:: TASK INSTRUCTIONS ::
Collect each line containing "this".

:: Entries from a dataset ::
----

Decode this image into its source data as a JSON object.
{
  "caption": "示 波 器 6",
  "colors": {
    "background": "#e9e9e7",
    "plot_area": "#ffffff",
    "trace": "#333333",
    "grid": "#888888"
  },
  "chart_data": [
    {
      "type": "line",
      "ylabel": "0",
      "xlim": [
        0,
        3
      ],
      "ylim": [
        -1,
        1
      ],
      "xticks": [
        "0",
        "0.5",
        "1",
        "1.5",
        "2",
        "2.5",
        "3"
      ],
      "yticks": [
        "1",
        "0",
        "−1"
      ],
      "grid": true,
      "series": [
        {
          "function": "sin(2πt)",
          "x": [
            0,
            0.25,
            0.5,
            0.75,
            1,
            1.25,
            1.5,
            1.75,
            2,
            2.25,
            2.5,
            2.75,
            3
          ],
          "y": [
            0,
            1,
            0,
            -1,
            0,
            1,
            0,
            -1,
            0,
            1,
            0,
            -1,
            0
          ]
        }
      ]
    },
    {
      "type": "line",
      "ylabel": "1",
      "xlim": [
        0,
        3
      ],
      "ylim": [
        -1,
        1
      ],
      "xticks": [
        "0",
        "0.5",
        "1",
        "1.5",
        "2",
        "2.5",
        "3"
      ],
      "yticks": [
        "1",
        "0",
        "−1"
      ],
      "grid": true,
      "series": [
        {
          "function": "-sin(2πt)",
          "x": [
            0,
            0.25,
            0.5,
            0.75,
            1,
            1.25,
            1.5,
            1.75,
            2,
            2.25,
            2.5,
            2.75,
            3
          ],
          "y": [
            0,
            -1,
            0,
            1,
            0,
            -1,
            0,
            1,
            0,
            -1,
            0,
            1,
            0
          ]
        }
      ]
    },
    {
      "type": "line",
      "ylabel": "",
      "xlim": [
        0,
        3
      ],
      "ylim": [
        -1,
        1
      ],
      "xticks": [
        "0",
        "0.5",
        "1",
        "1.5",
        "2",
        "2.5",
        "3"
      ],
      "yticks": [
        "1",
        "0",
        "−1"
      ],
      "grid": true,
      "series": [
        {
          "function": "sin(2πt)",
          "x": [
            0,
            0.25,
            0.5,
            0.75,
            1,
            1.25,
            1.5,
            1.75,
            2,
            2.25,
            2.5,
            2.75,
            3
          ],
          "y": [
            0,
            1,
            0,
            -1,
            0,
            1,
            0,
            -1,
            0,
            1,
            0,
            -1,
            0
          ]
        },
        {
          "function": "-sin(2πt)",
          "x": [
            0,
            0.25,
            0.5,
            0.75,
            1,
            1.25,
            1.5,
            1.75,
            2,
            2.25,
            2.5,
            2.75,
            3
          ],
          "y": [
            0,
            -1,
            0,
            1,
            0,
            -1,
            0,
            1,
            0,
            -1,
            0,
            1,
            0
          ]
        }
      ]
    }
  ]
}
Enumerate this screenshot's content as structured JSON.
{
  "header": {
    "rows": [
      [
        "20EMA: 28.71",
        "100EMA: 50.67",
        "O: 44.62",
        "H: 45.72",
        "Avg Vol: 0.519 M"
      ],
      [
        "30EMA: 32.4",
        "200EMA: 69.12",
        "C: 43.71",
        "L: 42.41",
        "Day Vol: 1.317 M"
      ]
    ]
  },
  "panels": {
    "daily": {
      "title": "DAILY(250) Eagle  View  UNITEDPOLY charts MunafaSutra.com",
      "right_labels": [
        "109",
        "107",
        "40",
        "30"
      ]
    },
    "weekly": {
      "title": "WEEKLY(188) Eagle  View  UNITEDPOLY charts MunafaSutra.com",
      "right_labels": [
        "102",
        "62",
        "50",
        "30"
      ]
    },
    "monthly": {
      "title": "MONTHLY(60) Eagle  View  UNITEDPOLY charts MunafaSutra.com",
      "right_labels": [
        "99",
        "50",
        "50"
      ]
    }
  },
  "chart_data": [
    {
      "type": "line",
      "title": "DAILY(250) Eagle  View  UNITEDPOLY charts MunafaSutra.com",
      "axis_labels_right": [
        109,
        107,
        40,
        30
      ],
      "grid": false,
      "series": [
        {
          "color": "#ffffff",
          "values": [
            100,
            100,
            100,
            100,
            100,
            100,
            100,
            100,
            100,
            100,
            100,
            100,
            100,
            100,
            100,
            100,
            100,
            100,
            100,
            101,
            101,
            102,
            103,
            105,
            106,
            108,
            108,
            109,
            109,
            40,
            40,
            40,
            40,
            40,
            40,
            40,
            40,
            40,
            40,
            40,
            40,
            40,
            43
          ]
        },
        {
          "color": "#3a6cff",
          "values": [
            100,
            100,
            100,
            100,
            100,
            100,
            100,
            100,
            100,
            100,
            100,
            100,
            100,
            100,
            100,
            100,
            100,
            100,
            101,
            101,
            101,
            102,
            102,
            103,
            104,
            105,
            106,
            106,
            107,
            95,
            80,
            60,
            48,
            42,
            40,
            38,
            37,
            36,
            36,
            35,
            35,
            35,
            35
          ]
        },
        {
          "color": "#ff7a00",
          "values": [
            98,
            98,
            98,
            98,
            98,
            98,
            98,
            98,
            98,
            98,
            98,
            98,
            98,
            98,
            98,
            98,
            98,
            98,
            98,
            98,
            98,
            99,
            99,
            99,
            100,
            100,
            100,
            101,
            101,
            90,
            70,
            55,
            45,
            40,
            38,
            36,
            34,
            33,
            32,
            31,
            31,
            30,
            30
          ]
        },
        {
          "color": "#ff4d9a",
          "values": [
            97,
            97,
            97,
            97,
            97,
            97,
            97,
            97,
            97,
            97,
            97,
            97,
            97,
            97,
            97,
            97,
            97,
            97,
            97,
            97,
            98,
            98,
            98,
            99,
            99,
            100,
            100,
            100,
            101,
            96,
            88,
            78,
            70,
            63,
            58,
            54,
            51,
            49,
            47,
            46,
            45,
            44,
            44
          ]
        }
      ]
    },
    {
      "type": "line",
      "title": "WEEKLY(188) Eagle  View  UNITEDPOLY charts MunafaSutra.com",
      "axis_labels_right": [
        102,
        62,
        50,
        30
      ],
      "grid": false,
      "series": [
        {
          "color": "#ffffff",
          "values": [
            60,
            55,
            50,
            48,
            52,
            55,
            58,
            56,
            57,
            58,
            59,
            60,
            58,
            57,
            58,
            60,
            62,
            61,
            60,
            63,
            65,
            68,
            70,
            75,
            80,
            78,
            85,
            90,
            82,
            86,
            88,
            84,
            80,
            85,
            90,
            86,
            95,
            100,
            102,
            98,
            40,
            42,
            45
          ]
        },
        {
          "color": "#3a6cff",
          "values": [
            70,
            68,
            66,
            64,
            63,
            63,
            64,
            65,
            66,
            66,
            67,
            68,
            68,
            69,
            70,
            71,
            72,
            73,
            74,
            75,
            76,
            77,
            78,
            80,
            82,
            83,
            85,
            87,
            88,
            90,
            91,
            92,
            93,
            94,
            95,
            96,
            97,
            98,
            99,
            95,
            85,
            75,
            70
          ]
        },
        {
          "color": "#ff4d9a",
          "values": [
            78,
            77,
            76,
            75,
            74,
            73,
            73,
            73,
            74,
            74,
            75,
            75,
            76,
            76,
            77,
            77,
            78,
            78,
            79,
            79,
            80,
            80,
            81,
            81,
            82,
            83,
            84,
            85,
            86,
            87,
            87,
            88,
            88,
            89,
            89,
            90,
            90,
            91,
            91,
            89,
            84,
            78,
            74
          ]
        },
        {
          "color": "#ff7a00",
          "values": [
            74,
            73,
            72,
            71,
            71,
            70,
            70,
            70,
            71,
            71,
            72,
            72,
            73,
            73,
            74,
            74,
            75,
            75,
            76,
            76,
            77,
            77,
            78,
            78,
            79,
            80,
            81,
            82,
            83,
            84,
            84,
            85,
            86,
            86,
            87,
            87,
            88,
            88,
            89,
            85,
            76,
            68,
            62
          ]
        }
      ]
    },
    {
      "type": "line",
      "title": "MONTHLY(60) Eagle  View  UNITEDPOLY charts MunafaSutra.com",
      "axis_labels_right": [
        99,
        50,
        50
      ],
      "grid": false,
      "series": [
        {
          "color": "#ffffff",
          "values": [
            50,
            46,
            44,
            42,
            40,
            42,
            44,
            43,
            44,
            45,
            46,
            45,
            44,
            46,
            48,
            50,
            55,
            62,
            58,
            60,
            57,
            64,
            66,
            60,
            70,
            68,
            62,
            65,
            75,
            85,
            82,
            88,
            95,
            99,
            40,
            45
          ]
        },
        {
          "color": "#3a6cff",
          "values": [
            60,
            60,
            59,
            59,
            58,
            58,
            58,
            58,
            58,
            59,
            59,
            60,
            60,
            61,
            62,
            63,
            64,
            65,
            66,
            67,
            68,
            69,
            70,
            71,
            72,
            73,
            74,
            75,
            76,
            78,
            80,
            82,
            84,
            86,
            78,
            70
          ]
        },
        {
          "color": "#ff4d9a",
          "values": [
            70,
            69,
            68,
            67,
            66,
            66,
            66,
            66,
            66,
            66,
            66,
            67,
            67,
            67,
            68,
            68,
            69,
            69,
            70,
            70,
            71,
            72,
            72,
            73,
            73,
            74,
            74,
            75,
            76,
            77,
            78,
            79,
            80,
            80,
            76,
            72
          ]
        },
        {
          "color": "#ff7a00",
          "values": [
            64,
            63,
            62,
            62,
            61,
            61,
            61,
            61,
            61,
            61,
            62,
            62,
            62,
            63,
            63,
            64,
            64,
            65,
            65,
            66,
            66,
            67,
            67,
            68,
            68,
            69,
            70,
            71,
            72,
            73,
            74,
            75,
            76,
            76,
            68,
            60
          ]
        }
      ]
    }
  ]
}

----

:: COMPLETE RESPONSE ::
Decode this image into its source data as a JSON object.
Enumerate this screenshot's content as structured JSON.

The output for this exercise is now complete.